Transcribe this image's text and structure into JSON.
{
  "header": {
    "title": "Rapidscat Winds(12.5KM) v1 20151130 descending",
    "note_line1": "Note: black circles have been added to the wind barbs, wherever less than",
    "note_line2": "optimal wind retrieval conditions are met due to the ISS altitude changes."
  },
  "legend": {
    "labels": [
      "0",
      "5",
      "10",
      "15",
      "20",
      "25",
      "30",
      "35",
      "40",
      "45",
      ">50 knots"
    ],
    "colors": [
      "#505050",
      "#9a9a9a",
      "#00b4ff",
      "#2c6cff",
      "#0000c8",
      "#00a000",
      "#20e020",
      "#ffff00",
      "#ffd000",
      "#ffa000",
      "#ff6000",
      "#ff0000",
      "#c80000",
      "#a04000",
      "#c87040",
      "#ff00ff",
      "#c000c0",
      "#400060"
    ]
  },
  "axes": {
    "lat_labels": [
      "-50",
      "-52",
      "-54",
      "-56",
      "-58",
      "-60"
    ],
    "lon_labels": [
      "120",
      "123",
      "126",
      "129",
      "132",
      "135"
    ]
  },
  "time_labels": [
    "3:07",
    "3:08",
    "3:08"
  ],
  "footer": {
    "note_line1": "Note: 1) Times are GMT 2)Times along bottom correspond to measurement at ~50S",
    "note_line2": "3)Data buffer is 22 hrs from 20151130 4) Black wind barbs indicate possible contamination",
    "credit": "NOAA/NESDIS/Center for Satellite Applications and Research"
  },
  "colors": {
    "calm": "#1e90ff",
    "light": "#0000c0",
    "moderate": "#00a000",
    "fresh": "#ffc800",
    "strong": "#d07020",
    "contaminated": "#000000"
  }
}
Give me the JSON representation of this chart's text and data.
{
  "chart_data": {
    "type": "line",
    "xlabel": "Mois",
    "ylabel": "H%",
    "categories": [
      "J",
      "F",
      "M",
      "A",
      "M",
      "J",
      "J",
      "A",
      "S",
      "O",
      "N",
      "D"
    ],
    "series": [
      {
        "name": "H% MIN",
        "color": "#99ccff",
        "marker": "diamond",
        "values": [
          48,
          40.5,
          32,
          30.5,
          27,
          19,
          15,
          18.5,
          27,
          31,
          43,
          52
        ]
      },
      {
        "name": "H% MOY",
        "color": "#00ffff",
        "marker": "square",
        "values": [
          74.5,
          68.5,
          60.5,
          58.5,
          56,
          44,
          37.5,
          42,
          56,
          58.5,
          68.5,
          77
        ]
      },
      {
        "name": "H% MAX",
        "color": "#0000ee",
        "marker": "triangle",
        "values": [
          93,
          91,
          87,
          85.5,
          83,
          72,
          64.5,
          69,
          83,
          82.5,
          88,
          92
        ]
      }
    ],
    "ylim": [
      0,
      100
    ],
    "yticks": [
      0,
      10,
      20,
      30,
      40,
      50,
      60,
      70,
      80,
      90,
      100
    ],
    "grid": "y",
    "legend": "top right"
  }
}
....
SET EXERCISE » Examine the records and report how many lines contain the string "text". Only the number should be given.

PROBLEM SOLUTION » 2